- Saved entries:
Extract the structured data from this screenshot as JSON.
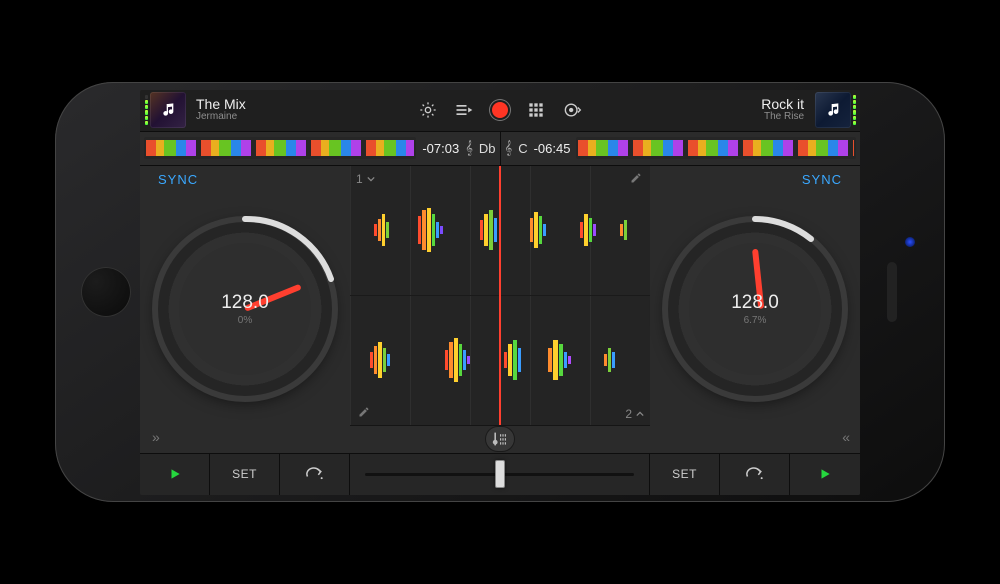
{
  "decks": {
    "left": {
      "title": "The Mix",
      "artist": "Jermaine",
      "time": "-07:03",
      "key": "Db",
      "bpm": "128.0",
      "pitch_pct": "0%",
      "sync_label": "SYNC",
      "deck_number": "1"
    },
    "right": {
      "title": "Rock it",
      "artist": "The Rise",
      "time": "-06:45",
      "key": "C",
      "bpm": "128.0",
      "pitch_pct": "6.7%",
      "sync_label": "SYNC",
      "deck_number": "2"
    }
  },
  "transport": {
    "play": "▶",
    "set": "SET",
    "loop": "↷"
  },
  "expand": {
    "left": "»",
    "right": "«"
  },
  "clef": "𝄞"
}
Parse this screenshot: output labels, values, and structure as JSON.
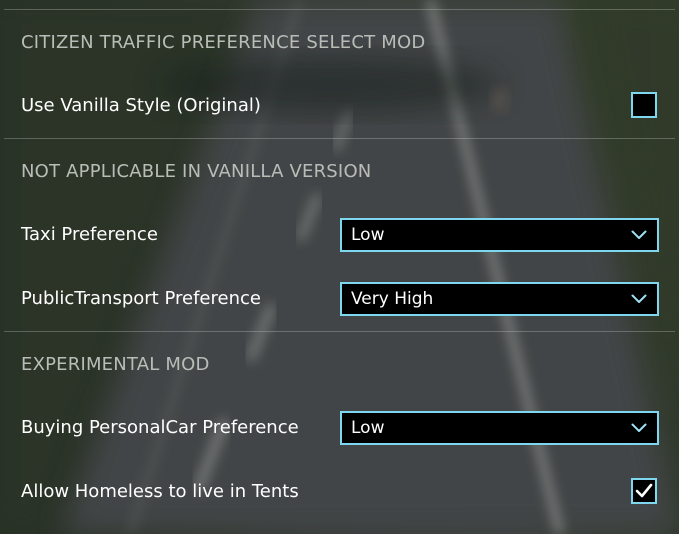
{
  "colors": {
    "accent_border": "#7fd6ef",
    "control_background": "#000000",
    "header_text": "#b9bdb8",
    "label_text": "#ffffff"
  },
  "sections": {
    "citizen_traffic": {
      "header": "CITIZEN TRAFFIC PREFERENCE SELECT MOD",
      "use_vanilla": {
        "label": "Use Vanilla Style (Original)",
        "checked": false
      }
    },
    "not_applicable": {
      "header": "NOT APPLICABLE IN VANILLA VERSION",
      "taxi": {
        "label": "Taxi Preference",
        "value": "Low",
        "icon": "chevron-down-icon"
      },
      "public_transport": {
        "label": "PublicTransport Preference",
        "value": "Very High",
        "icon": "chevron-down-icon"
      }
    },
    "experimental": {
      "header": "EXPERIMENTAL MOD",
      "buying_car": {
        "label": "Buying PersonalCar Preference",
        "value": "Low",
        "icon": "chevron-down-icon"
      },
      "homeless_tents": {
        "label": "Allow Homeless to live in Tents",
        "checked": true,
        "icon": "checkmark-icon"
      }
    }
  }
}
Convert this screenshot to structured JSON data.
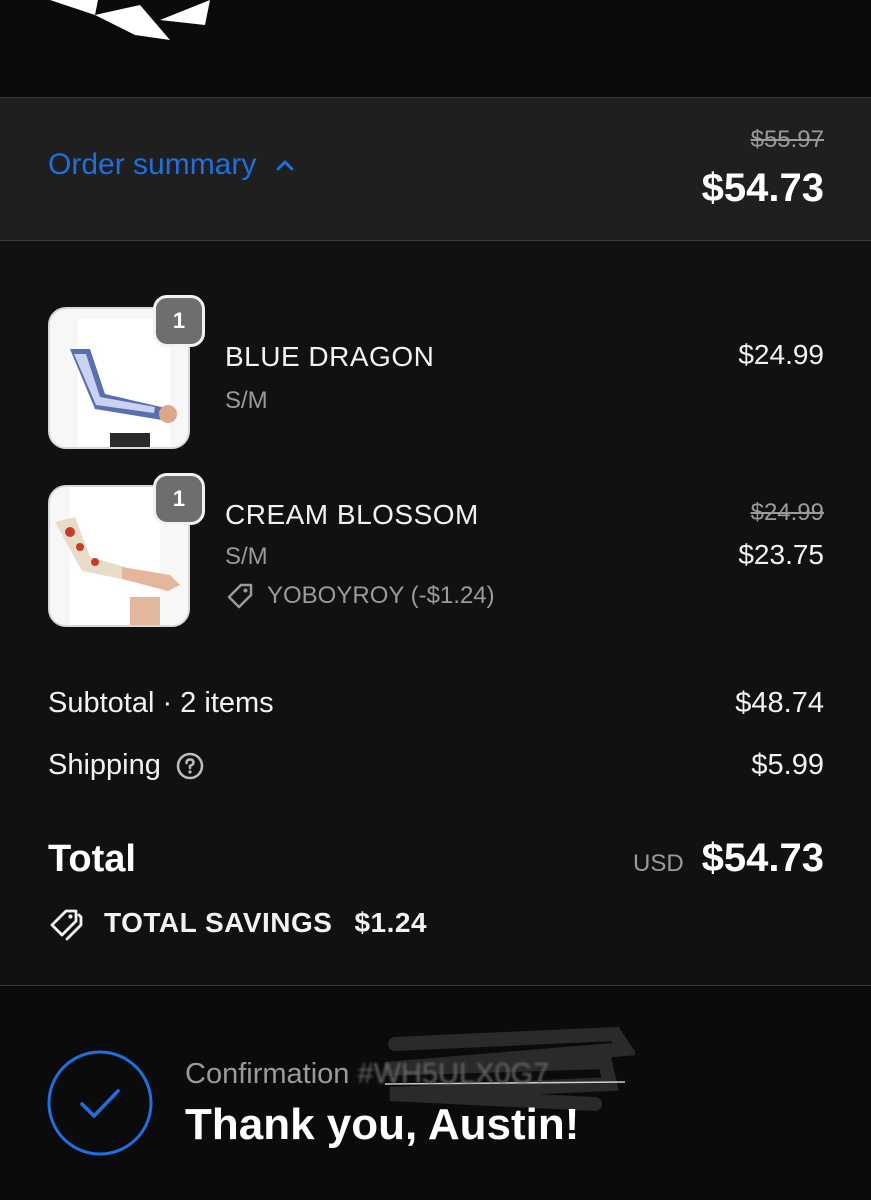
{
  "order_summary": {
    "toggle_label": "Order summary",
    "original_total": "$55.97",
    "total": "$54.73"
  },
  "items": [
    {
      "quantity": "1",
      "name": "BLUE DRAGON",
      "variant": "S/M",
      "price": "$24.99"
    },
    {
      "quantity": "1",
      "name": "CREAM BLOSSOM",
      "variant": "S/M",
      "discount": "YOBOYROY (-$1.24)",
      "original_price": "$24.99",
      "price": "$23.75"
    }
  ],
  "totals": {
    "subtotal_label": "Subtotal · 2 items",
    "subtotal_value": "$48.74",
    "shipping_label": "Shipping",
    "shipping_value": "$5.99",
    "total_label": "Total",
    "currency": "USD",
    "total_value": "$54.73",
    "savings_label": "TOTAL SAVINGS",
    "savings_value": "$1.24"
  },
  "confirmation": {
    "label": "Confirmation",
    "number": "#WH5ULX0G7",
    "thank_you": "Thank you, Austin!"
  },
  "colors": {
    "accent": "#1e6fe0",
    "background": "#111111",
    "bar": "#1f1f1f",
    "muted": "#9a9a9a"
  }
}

- PROBLEM: Retype the records exactly. Any image in them should not appear in what you write.

- ANSWER TO THE EXERCISE:
Extract the structured data from this screenshot as JSON.
{
  "decks": {
    "left": {
      "title": "The Mix",
      "artist": "Jermaine",
      "time": "-07:03",
      "key": "Db",
      "bpm": "128.0",
      "pitch_pct": "0%",
      "sync_label": "SYNC",
      "deck_number": "1"
    },
    "right": {
      "title": "Rock it",
      "artist": "The Rise",
      "time": "-06:45",
      "key": "C",
      "bpm": "128.0",
      "pitch_pct": "6.7%",
      "sync_label": "SYNC",
      "deck_number": "2"
    }
  },
  "transport": {
    "play": "▶",
    "set": "SET",
    "loop": "↷"
  },
  "expand": {
    "left": "»",
    "right": "«"
  },
  "clef": "𝄞"
}
Parse this screenshot: output labels, values, and structure as JSON.
{
  "colors": {
    "accent_border": "#7fd6ef",
    "control_background": "#000000",
    "header_text": "#b9bdb8",
    "label_text": "#ffffff"
  },
  "sections": {
    "citizen_traffic": {
      "header": "CITIZEN TRAFFIC PREFERENCE SELECT MOD",
      "use_vanilla": {
        "label": "Use Vanilla Style (Original)",
        "checked": false
      }
    },
    "not_applicable": {
      "header": "NOT APPLICABLE IN VANILLA VERSION",
      "taxi": {
        "label": "Taxi Preference",
        "value": "Low",
        "icon": "chevron-down-icon"
      },
      "public_transport": {
        "label": "PublicTransport Preference",
        "value": "Very High",
        "icon": "chevron-down-icon"
      }
    },
    "experimental": {
      "header": "EXPERIMENTAL MOD",
      "buying_car": {
        "label": "Buying PersonalCar Preference",
        "value": "Low",
        "icon": "chevron-down-icon"
      },
      "homeless_tents": {
        "label": "Allow Homeless to live in Tents",
        "checked": true,
        "icon": "checkmark-icon"
      }
    }
  }
}
Convert this screenshot to structured JSON data.
{
  "order_summary": {
    "toggle_label": "Order summary",
    "original_total": "$55.97",
    "total": "$54.73"
  },
  "items": [
    {
      "quantity": "1",
      "name": "BLUE DRAGON",
      "variant": "S/M",
      "price": "$24.99"
    },
    {
      "quantity": "1",
      "name": "CREAM BLOSSOM",
      "variant": "S/M",
      "discount": "YOBOYROY (-$1.24)",
      "original_price": "$24.99",
      "price": "$23.75"
    }
  ],
  "totals": {
    "subtotal_label": "Subtotal · 2 items",
    "subtotal_value": "$48.74",
    "shipping_label": "Shipping",
    "shipping_value": "$5.99",
    "total_label": "Total",
    "currency": "USD",
    "total_value": "$54.73",
    "savings_label": "TOTAL SAVINGS",
    "savings_value": "$1.24"
  },
  "confirmation": {
    "label": "Confirmation",
    "number": "#WH5ULX0G7",
    "thank_you": "Thank you, Austin!"
  },
  "colors": {
    "accent": "#1e6fe0",
    "background": "#111111",
    "bar": "#1f1f1f",
    "muted": "#9a9a9a"
  }
}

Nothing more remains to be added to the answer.